Instructions to follow: Can you turn all the lines in these entries into a numbered list, leaving out blank lines and the pictures?

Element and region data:
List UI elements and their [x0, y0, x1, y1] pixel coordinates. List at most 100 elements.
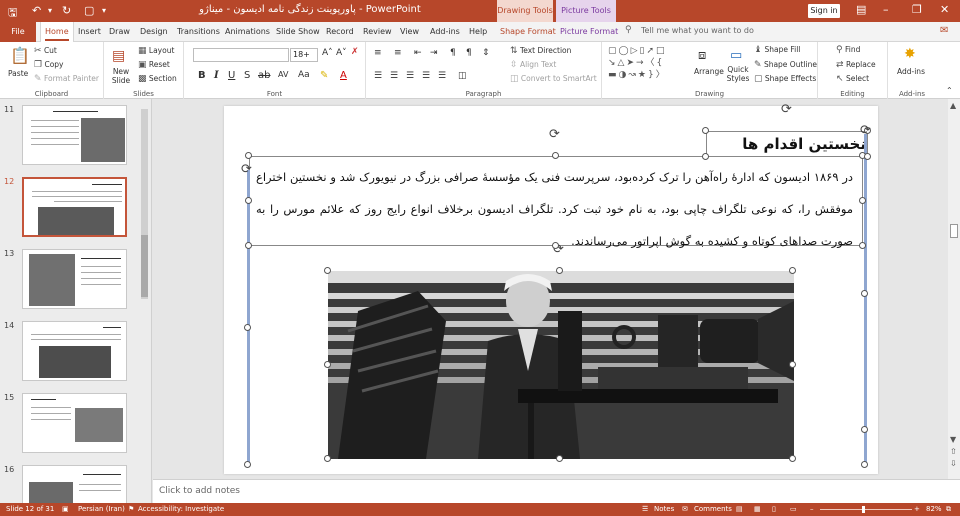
bullets-icon[interactable]: ≡ — [374, 48, 382, 58]
addins-button[interactable]: Add-ins — [897, 67, 925, 76]
italic-icon[interactable]: I — [214, 70, 219, 81]
tab-add-ins[interactable]: Add-ins — [430, 22, 460, 42]
ribbon-display-icon[interactable]: ▤ — [856, 3, 866, 16]
redo-icon[interactable]: ↻ — [62, 4, 71, 17]
tell-me-search[interactable]: Tell me what you want to do — [641, 26, 754, 35]
resize-handle[interactable] — [859, 197, 866, 204]
resize-handle[interactable] — [789, 455, 796, 462]
tab-slide-show[interactable]: Slide Show — [276, 22, 320, 42]
present-icon[interactable]: ▢ — [84, 4, 94, 17]
tab-review[interactable]: Review — [363, 22, 392, 42]
comments-toggle[interactable]: Comments — [694, 505, 732, 513]
reading-view-icon[interactable]: ▯ — [772, 505, 776, 513]
new-slide-icon[interactable]: ▤ — [112, 48, 125, 64]
shape-outline-button[interactable]: ✎ Shape Outline — [754, 60, 817, 70]
comments-icon[interactable]: ✉ — [940, 25, 948, 36]
slide-thumbnail-14[interactable] — [22, 321, 127, 381]
resize-handle[interactable] — [789, 361, 796, 368]
fit-to-window-icon[interactable]: ⧉ — [946, 505, 951, 514]
slide-thumbnail-12[interactable] — [22, 177, 127, 237]
underline-icon[interactable]: U — [228, 70, 235, 81]
slide-title[interactable]: نخستین اقدام ها — [742, 135, 866, 153]
bold-icon[interactable]: B — [198, 70, 206, 81]
tab-transitions[interactable]: Transitions — [177, 22, 220, 42]
new-slide-button[interactable]: New Slide — [108, 67, 134, 85]
resize-handle[interactable] — [702, 153, 709, 160]
decrease-indent-icon[interactable]: ⇤ — [414, 48, 422, 58]
accessibility-status[interactable]: Accessibility: Investigate — [138, 505, 224, 513]
arrange-icon[interactable]: ⧈ — [698, 48, 706, 63]
rotate-handle-icon[interactable]: ⟳ — [781, 103, 792, 116]
shape-effects-button[interactable]: ▢ Shape Effects — [754, 74, 816, 84]
align-right-icon[interactable]: ☰ — [406, 71, 414, 81]
tab-draw[interactable]: Draw — [109, 22, 130, 42]
resize-handle[interactable] — [864, 153, 871, 160]
collapse-ribbon-icon[interactable]: ⌃ — [946, 86, 953, 95]
tab-record[interactable]: Record — [326, 22, 354, 42]
slide-sorter-icon[interactable]: ▦ — [754, 505, 761, 513]
resize-handle[interactable] — [324, 455, 331, 462]
resize-handle[interactable] — [556, 455, 563, 462]
slide-counter[interactable]: Slide 12 of 31 — [6, 505, 54, 513]
close-icon[interactable]: ✕ — [940, 3, 949, 16]
shrink-font-icon[interactable]: A˅ — [336, 48, 347, 58]
tab-animations[interactable]: Animations — [225, 22, 270, 42]
font-color-icon[interactable]: A — [340, 70, 347, 81]
resize-handle[interactable] — [245, 197, 252, 204]
char-spacing-icon[interactable]: AV — [278, 70, 288, 79]
numbering-icon[interactable]: ≡ — [394, 48, 402, 58]
save-icon[interactable]: 🖫 — [8, 4, 17, 23]
sign-in-button[interactable]: Sign in — [808, 4, 840, 18]
spelling-icon[interactable]: ▣ — [62, 505, 69, 513]
next-slide-icon[interactable]: ⇩ — [950, 459, 957, 468]
resize-handle[interactable] — [552, 242, 559, 249]
resize-handle[interactable] — [552, 152, 559, 159]
tab-insert[interactable]: Insert — [78, 22, 101, 42]
tab-shape-format[interactable]: Shape Format — [500, 22, 556, 42]
undo-icon[interactable]: ↶ — [32, 4, 41, 17]
format-painter-button[interactable]: ✎ Format Painter — [34, 74, 99, 84]
resize-handle[interactable] — [324, 267, 331, 274]
resize-handle[interactable] — [861, 426, 868, 433]
tab-design[interactable]: Design — [140, 22, 168, 42]
find-button[interactable]: ⚲ Find — [836, 45, 860, 55]
arrange-button[interactable]: Arrange — [694, 67, 724, 76]
resize-handle[interactable] — [859, 242, 866, 249]
resize-handle[interactable] — [789, 267, 796, 274]
shadow-icon[interactable]: S — [244, 70, 250, 81]
replace-button[interactable]: ⇄ Replace — [836, 60, 876, 70]
font-name-combo[interactable] — [193, 48, 289, 62]
slide-thumbnail-16[interactable] — [22, 465, 127, 503]
rtl-icon[interactable]: ¶ — [466, 48, 472, 58]
select-button[interactable]: ↖ Select — [836, 74, 869, 84]
scroll-thumb[interactable] — [950, 224, 958, 238]
tab-home[interactable]: Home — [40, 22, 74, 42]
zoom-slider[interactable] — [820, 509, 912, 510]
rotate-handle-icon[interactable]: ⟳ — [860, 124, 871, 137]
slide-thumbnail-11[interactable] — [22, 105, 127, 165]
tab-file[interactable]: File — [0, 22, 36, 42]
notes-toggle[interactable]: Notes — [654, 505, 674, 513]
zoom-in-icon[interactable]: + — [914, 505, 920, 513]
resize-handle[interactable] — [244, 324, 251, 331]
notes-pane[interactable]: Click to add notes — [153, 479, 960, 503]
paste-icon[interactable]: 📋 — [10, 46, 30, 65]
zoom-out-icon[interactable]: – — [810, 505, 814, 513]
convert-smartart-button[interactable]: ◫ Convert to SmartArt — [510, 74, 597, 84]
language-indicator[interactable]: Persian (Iran) — [78, 505, 125, 513]
resize-handle[interactable] — [861, 461, 868, 468]
paste-button[interactable]: Paste — [8, 69, 28, 78]
undo-dropdown-icon[interactable]: ▾ — [48, 6, 52, 15]
resize-handle[interactable] — [324, 361, 331, 368]
maximize-icon[interactable]: ❐ — [912, 3, 922, 16]
slideshow-view-icon[interactable]: ▭ — [790, 505, 797, 513]
align-text-button[interactable]: ⇳ Align Text — [510, 60, 556, 70]
customize-toolbar-icon[interactable]: ▾ — [102, 6, 106, 15]
resize-handle[interactable] — [702, 127, 709, 134]
quick-styles-button[interactable]: Quick Styles — [726, 65, 750, 83]
change-case-icon[interactable]: Aa — [298, 70, 310, 80]
scroll-up-icon[interactable]: ▲ — [950, 101, 956, 110]
tab-help[interactable]: Help — [469, 22, 487, 42]
previous-slide-icon[interactable]: ⇧ — [950, 447, 957, 456]
layout-button[interactable]: ▦ Layout — [138, 46, 174, 56]
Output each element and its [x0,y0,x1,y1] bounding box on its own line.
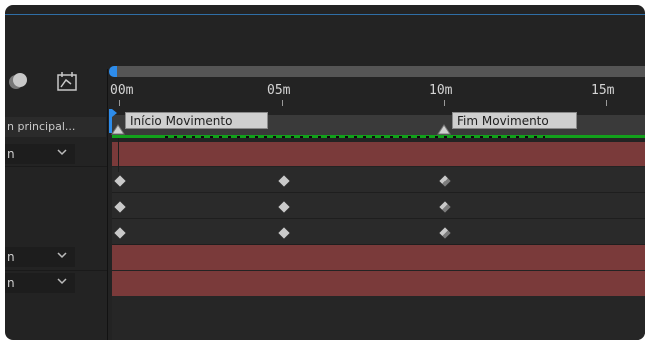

Answer to the exercise:
1. List UI elements and their [x0, y0, x1, y1] pixel coordinates. List at most 100 elements.
2. bullets-icon[interactable]: ≡ — [374, 48, 382, 58]
3. addins-button[interactable]: Add-ins — [897, 67, 925, 76]
4. italic-icon[interactable]: I — [214, 70, 219, 81]
5. tab-add-ins[interactable]: Add-ins — [430, 22, 460, 42]
6. ribbon-display-icon[interactable]: ▤ — [856, 3, 866, 16]
7. redo-icon[interactable]: ↻ — [62, 4, 71, 17]
8. tell-me-search[interactable]: Tell me what you want to do — [641, 26, 754, 35]
9. resize-handle[interactable] — [859, 197, 866, 204]
10. resize-handle[interactable] — [789, 455, 796, 462]
11. tab-slide-show[interactable]: Slide Show — [276, 22, 320, 42]
12. present-icon[interactable]: ▢ — [84, 4, 94, 17]
13. tab-review[interactable]: Review — [363, 22, 392, 42]
14. comments-toggle[interactable]: Comments — [694, 505, 732, 513]
15. reading-view-icon[interactable]: ▯ — [772, 505, 776, 513]
16. new-slide-icon[interactable]: ▤ — [112, 48, 125, 64]
17. shape-outline-button[interactable]: ✎ Shape Outline — [754, 60, 817, 70]
18. comments-icon[interactable]: ✉ — [940, 25, 948, 36]
19. slide-thumbnail-14[interactable] — [22, 321, 127, 381]
20. resize-handle[interactable] — [789, 361, 796, 368]
21. fit-to-window-icon[interactable]: ⧉ — [946, 505, 951, 514]
22. slide-thumbnail-12[interactable] — [22, 177, 127, 237]
23. underline-icon[interactable]: U — [228, 70, 235, 81]
24. slide-title[interactable]: نخستین اقدام ها — [742, 135, 866, 153]
25. bold-icon[interactable]: B — [198, 70, 206, 81]
26. tab-transitions[interactable]: Transitions — [177, 22, 220, 42]
27. new-slide-button[interactable]: New Slide — [108, 67, 134, 85]
28. resize-handle[interactable] — [702, 153, 709, 160]
29. decrease-indent-icon[interactable]: ⇤ — [414, 48, 422, 58]
30. accessibility-status[interactable]: Accessibility: Investigate — [138, 505, 224, 513]
31. arrange-icon[interactable]: ⧈ — [698, 48, 706, 63]
32. rotate-handle-icon[interactable]: ⟳ — [781, 103, 792, 116]
33. shape-effects-button[interactable]: ▢ Shape Effects — [754, 74, 816, 84]
34. align-right-icon[interactable]: ☰ — [406, 71, 414, 81]
35. tab-draw[interactable]: Draw — [109, 22, 130, 42]
36. resize-handle[interactable] — [864, 153, 871, 160]
37. collapse-ribbon-icon[interactable]: ⌃ — [946, 86, 953, 95]
38. tab-record[interactable]: Record — [326, 22, 354, 42]
39. slide-sorter-icon[interactable]: ▦ — [754, 505, 761, 513]
40. resize-handle[interactable] — [324, 455, 331, 462]
41. resize-handle[interactable] — [556, 455, 563, 462]
42. slide-counter[interactable]: Slide 12 of 31 — [6, 505, 54, 513]
43. close-icon[interactable]: ✕ — [940, 3, 949, 16]
44. shrink-font-icon[interactable]: A˅ — [336, 48, 347, 58]
45. tab-animations[interactable]: Animations — [225, 22, 270, 42]
46. font-color-icon[interactable]: A — [340, 70, 347, 81]
47. resize-handle[interactable] — [245, 197, 252, 204]
48. char-spacing-icon[interactable]: AV — [278, 70, 288, 79]
49. numbering-icon[interactable]: ≡ — [394, 48, 402, 58]
50. save-icon[interactable]: 🖫 — [8, 4, 17, 23]
51. sign-in-button[interactable]: Sign in — [808, 4, 840, 18]
52. spelling-icon[interactable]: ▣ — [62, 505, 69, 513]
53. next-slide-icon[interactable]: ⇩ — [950, 459, 957, 468]
54. resize-handle[interactable] — [552, 242, 559, 249]
55. resize-handle[interactable] — [552, 152, 559, 159]
56. tab-insert[interactable]: Insert — [78, 22, 101, 42]
57. tab-shape-format[interactable]: Shape Format — [500, 22, 556, 42]
58. undo-icon[interactable]: ↶ — [32, 4, 41, 17]
59. format-painter-button[interactable]: ✎ Format Painter — [34, 74, 99, 84]
60. resize-handle[interactable] — [324, 267, 331, 274]
61. resize-handle[interactable] — [861, 426, 868, 433]
62. tab-design[interactable]: Design — [140, 22, 168, 42]
63. find-button[interactable]: ⚲ Find — [836, 45, 860, 55]
64. arrange-button[interactable]: Arrange — [694, 67, 724, 76]
65. resize-handle[interactable] — [859, 242, 866, 249]
66. resize-handle[interactable] — [789, 267, 796, 274]
67. shadow-icon[interactable]: S — [244, 70, 250, 81]
68. replace-button[interactable]: ⇄ Replace — [836, 60, 876, 70]
69. font-name-combo[interactable] — [193, 48, 289, 62]
70. slide-thumbnail-16[interactable] — [22, 465, 127, 503]
71. rtl-icon[interactable]: ¶ — [466, 48, 472, 58]
72. select-button[interactable]: ↖ Select — [836, 74, 869, 84]
73. scroll-thumb[interactable] — [950, 224, 958, 238]
74. tab-home[interactable]: Home — [40, 22, 74, 42]
75. zoom-slider[interactable] — [820, 509, 912, 510]
76. rotate-handle-icon[interactable]: ⟳ — [860, 124, 871, 137]
77. slide-thumbnail-11[interactable] — [22, 105, 127, 165]
78. tab-file[interactable]: File — [0, 22, 36, 42]
79. notes-toggle[interactable]: Notes — [654, 505, 674, 513]
80. zoom-in-icon[interactable]: + — [914, 505, 920, 513]
81. resize-handle[interactable] — [244, 324, 251, 331]
82. notes-pane[interactable]: Click to add notes — [153, 479, 960, 503]
83. paste-icon[interactable]: 📋 — [10, 46, 30, 65]
84. zoom-out-icon[interactable]: – — [810, 505, 814, 513]
85. convert-smartart-button[interactable]: ◫ Convert to SmartArt — [510, 74, 597, 84]
86. language-indicator[interactable]: Persian (Iran) — [78, 505, 125, 513]
87. resize-handle[interactable] — [861, 461, 868, 468]
88. paste-button[interactable]: Paste — [8, 69, 28, 78]
89. undo-dropdown-icon[interactable]: ▾ — [48, 6, 52, 15]
90. resize-handle[interactable] — [324, 361, 331, 368]
91. maximize-icon[interactable]: ❐ — [912, 3, 922, 16]
92. slideshow-view-icon[interactable]: ▭ — [790, 505, 797, 513]
93. align-text-button[interactable]: ⇳ Align Text — [510, 60, 556, 70]
94. customize-toolbar-icon[interactable]: ▾ — [102, 6, 106, 15]
95. resize-handle[interactable] — [702, 127, 709, 134]
96. quick-styles-button[interactable]: Quick Styles — [726, 65, 750, 83]
97. change-case-icon[interactable]: Aa — [298, 70, 310, 80]
98. scroll-up-icon[interactable]: ▲ — [950, 101, 956, 110]
99. tab-help[interactable]: Help — [469, 22, 487, 42]
100. previous-slide-icon[interactable]: ⇧ — [950, 447, 957, 456]
101. layout-button[interactable]: ▦ Layout — [138, 46, 174, 56]
102. Output each element and its [x0,y0,x1,y1] bounding box on its own line.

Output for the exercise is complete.